Description of the task:
Scan the material below for lines with the word "this" and report how many there are, with nothing added.

Supplied entries:
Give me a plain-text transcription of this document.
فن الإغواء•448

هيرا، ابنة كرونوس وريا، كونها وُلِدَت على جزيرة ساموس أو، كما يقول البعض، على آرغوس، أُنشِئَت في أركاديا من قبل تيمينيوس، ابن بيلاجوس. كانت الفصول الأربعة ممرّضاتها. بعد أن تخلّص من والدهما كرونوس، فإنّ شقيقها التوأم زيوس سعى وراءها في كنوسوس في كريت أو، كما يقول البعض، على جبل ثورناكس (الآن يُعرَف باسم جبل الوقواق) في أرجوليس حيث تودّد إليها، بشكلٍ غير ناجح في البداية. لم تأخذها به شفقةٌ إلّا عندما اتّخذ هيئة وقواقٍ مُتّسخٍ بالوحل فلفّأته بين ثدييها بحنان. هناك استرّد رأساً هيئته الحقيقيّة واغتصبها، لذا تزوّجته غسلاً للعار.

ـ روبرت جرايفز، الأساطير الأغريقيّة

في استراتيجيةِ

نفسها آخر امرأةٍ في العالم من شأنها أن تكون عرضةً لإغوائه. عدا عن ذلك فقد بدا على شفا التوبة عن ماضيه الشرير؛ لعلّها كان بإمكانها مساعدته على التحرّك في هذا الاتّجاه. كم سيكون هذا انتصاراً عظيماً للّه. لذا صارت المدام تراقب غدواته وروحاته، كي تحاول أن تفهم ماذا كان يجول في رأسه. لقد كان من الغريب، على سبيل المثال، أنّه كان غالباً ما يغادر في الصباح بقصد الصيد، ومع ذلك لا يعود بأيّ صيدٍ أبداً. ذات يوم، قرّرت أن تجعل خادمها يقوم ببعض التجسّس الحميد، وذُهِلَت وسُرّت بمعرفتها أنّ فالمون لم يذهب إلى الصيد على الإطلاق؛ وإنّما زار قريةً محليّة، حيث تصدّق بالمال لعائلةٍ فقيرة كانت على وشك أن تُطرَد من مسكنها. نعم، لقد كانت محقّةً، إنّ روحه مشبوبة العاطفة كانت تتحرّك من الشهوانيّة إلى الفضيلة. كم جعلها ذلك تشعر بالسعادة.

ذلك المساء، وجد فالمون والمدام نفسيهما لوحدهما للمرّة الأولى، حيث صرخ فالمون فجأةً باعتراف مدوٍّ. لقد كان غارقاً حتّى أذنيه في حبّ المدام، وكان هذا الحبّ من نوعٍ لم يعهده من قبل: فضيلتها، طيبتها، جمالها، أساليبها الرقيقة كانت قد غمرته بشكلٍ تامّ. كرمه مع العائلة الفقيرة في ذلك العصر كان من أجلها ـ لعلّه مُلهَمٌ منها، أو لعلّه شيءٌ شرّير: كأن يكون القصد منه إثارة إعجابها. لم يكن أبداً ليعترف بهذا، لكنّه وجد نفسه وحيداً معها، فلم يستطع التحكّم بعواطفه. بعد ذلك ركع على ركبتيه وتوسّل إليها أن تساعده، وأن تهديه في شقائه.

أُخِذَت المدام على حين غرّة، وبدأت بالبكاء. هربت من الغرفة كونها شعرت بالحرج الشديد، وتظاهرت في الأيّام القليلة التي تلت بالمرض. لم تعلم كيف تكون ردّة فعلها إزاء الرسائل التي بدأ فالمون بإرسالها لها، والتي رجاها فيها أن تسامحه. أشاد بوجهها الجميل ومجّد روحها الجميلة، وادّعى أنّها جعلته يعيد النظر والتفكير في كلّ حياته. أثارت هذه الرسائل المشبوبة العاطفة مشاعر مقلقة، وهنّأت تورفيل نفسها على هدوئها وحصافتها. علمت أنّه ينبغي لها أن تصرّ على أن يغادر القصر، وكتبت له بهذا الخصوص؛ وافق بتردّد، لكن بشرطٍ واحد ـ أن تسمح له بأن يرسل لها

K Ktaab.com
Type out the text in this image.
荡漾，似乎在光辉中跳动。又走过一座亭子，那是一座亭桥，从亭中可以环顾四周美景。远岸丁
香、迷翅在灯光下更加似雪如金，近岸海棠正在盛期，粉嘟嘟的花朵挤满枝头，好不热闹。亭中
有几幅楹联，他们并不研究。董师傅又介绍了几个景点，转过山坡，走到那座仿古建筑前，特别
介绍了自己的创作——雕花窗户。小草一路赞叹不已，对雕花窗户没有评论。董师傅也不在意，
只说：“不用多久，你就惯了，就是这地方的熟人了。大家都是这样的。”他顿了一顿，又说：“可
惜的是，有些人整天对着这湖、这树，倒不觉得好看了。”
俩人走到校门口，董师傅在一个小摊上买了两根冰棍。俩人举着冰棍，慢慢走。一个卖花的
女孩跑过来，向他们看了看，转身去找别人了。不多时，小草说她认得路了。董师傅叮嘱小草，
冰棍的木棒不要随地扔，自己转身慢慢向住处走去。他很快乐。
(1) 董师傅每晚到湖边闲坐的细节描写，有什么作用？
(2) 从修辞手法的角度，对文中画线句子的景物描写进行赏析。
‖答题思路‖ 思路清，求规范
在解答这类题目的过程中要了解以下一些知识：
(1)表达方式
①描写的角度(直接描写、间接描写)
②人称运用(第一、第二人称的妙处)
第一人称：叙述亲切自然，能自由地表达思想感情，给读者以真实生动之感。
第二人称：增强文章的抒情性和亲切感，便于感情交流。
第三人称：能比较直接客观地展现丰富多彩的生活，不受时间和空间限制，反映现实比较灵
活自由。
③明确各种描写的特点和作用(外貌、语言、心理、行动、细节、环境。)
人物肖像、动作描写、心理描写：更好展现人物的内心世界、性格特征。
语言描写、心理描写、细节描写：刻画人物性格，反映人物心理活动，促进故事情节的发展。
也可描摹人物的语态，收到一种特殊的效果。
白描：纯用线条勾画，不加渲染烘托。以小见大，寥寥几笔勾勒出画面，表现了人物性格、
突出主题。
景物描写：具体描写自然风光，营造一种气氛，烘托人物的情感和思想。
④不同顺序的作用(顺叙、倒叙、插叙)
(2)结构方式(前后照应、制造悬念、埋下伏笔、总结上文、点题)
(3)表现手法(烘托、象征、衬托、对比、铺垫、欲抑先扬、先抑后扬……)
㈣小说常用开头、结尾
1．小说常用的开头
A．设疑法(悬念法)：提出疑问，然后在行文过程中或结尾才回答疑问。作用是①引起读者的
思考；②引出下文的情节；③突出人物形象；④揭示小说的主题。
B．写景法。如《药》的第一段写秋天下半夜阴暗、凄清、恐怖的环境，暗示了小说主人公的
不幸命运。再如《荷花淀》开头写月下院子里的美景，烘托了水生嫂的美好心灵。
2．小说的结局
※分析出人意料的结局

Problem solution:
2